Feature Description
You should recognize that optimization uses heuristics, and it is possible that any particular join may be slower in this version. In such a case, the PLAN syntax can be used to specify the access plan that was chosen in versions prior to 5.0. The following changes have been made to the optimizer functionality in 5.0.
The DISTINCT operator has been optimized to use an index where possible.
A bug in the estimation of cardinality of large tables has been fixed.
Ordering of multi-table joins has been improved with more accurate cost estimation techniques.
Redundant sorting removed by optimizer.
View with DISTINCT will now use an index.
When a view is created with a DISTINCT clause and that view is used in a query
with a WHERE clause, items in the WHERE clause were not mapped to an index.
This query will now be mapped to an index on the underlying table, if it
exists.
For Example:
CREATE VIEW EMP_VIEW
AS SELECT DISTINCT LAST_NAME FROM EMPLOYEE;
SELECT * FROM EMP_VIEW WHERE LAST_NAME='Clinton';
The query will make use of the index NAMEX on LAST_NAME.
DISTINCT is optimized to use an index. Prior to this release, the use of DISTINCT always invoked a sort. The DISTINCT operation will now be mapped to an index where possible.
For Example:
SELECT DISTINCT EMP_NO FROM EMPLOYEE
The plan returned will be:
PLAN (EMPLOYEE ORDER RDB$PRIMARY7)
Indicating that the DISTINCT will be performed by fetching the records in order
via the index RDB$PRIMARY7, and then filtering out the duplicates.
Redundant sorting is now removed by the optimizer. When DISTINCT, GROUP BY and ORDER BY operators are used against the same fields the optimizer removes redundant sorting. In particular, when these three clauses are used together against an indexed column(s), all three clauses will be mapped to the index and no sort will be necessary.
For Example:
SELECT DISTINCT LAST_NAME FROM EMPLOYEE GROUP BY LAST_NAME ORDER BY LAST_NAME;
The plan is returned as follows:
PLAN (EMPLOYEE ORDER NAMEX)

**PROBLEMS AND TASKS**
1. Copy out the optimizer notes between "Feature Description" and "now use an index.", inclusive.
2. Render this sentence from the optimizer notes in Spanish: "Prior to this release, the use of DISTINCT always invoked a sort."

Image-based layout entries
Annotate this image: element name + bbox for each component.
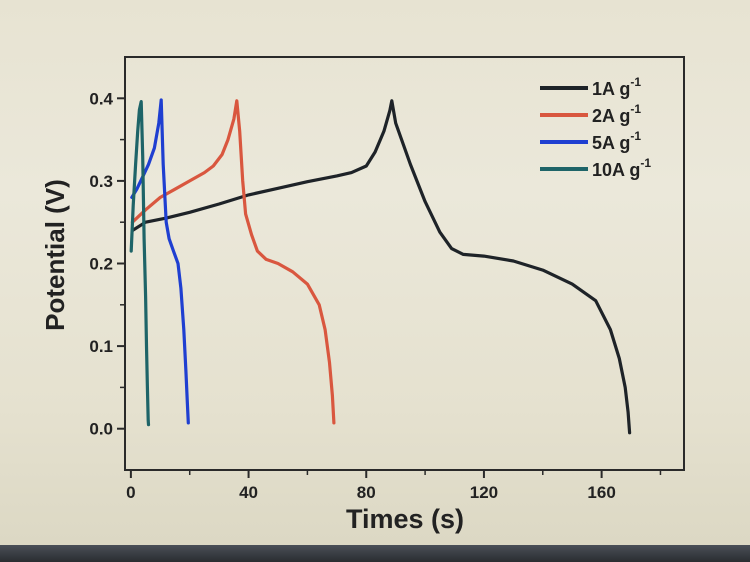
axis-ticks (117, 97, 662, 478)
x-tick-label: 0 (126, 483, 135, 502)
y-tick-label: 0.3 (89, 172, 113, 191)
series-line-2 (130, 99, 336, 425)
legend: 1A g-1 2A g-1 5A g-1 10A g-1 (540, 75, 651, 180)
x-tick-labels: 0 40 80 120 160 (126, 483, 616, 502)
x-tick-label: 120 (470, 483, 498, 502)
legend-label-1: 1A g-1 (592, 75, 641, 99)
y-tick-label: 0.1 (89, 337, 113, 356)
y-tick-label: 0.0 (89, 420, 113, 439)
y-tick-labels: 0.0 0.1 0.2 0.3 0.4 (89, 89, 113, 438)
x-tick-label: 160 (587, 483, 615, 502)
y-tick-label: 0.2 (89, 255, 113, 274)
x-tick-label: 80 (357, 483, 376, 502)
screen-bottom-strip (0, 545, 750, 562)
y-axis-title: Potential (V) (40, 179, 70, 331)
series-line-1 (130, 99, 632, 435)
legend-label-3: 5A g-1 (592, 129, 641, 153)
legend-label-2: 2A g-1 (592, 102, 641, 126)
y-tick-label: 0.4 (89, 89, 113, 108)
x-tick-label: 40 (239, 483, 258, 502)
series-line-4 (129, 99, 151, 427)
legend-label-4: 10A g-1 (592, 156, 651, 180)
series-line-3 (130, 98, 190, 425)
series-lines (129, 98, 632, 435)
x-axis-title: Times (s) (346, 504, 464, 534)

**LIST OF SOLUTIONS**
1.
Feature Description
You should recognize that optimization uses heuristics, and it is possible that any particular join may be slower in this version. In such a case, the PLAN syntax can be used to specify the access plan that was chosen in versions prior to 5.0. The following changes have been made to the optimizer functionality in 5.0.
The DISTINCT operator has been optimized to use an index where possible.
A bug in the estimation of cardinality of large tables has been fixed.
Ordering of multi-table joins has been improved with more accurate cost estimation techniques.
Redundant sorting removed by optimizer.
View with DISTINCT will now use an index.

2. Antes de esta versión, el uso de DISTINCT siempre provocaba una ordenación.